### EXCERPTED RECORDS
— Start —

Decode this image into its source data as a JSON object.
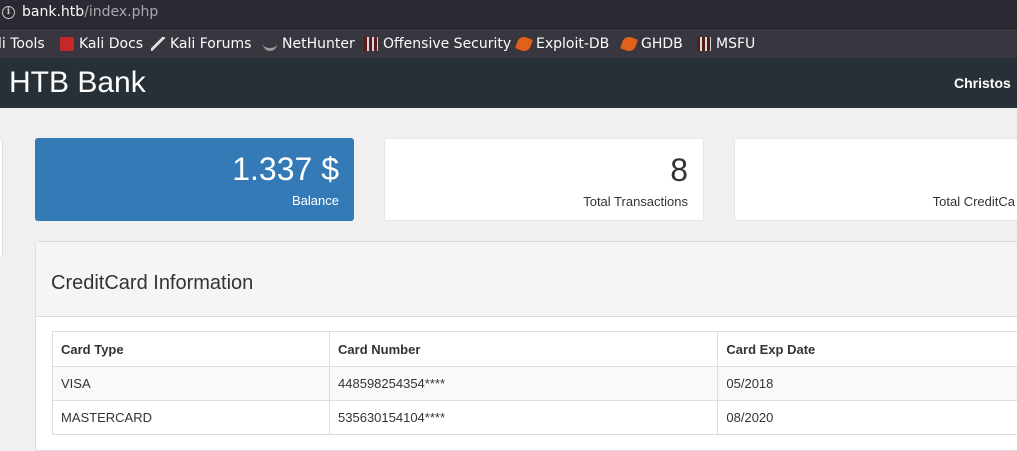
{
  "browser": {
    "url_host": "bank.htb",
    "url_path": "/index.php",
    "bookmarks": [
      {
        "label": "li Tools",
        "icon": "kali-tools-icon"
      },
      {
        "label": "Kali Docs",
        "icon": "kali-docs-icon"
      },
      {
        "label": "Kali Forums",
        "icon": "kali-forums-icon"
      },
      {
        "label": "NetHunter",
        "icon": "nethunter-icon"
      },
      {
        "label": "Offensive Security",
        "icon": "offensive-security-icon"
      },
      {
        "label": "Exploit-DB",
        "icon": "exploit-db-icon"
      },
      {
        "label": "GHDB",
        "icon": "ghdb-icon"
      },
      {
        "label": "MSFU",
        "icon": "msfu-icon"
      }
    ]
  },
  "navbar": {
    "brand": "HTB Bank",
    "user": "Christos"
  },
  "tiles": {
    "balance": {
      "value": "1.337 $",
      "label": "Balance"
    },
    "transactions": {
      "value": "8",
      "label": "Total Transactions"
    },
    "creditcards": {
      "value": "",
      "label": "Total CreditCa"
    }
  },
  "creditcards": {
    "title": "CreditCard Information",
    "columns": [
      "Card Type",
      "Card Number",
      "Card Exp Date"
    ],
    "rows": [
      [
        "VISA",
        "448598254354****",
        "05/2018"
      ],
      [
        "MASTERCARD",
        "535630154104****",
        "08/2020"
      ]
    ]
  },
  "colors": {
    "navbar": "#283037",
    "balance_tile": "#337ab7",
    "page_bg": "#f0f0f0"
  }
}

— End —

### SHORT PROBLEM
Repeat the records above exactly, omitting every picture.

### THE OUTPUT
Decode this image into its source data as a JSON object.
{
  "browser": {
    "url_host": "bank.htb",
    "url_path": "/index.php",
    "bookmarks": [
      {
        "label": "li Tools",
        "icon": "kali-tools-icon"
      },
      {
        "label": "Kali Docs",
        "icon": "kali-docs-icon"
      },
      {
        "label": "Kali Forums",
        "icon": "kali-forums-icon"
      },
      {
        "label": "NetHunter",
        "icon": "nethunter-icon"
      },
      {
        "label": "Offensive Security",
        "icon": "offensive-security-icon"
      },
      {
        "label": "Exploit-DB",
        "icon": "exploit-db-icon"
      },
      {
        "label": "GHDB",
        "icon": "ghdb-icon"
      },
      {
        "label": "MSFU",
        "icon": "msfu-icon"
      }
    ]
  },
  "navbar": {
    "brand": "HTB Bank",
    "user": "Christos"
  },
  "tiles": {
    "balance": {
      "value": "1.337 $",
      "label": "Balance"
    },
    "transactions": {
      "value": "8",
      "label": "Total Transactions"
    },
    "creditcards": {
      "value": "",
      "label": "Total CreditCa"
    }
  },
  "creditcards": {
    "title": "CreditCard Information",
    "columns": [
      "Card Type",
      "Card Number",
      "Card Exp Date"
    ],
    "rows": [
      [
        "VISA",
        "448598254354****",
        "05/2018"
      ],
      [
        "MASTERCARD",
        "535630154104****",
        "08/2020"
      ]
    ]
  },
  "colors": {
    "navbar": "#283037",
    "balance_tile": "#337ab7",
    "page_bg": "#f0f0f0"
  }
}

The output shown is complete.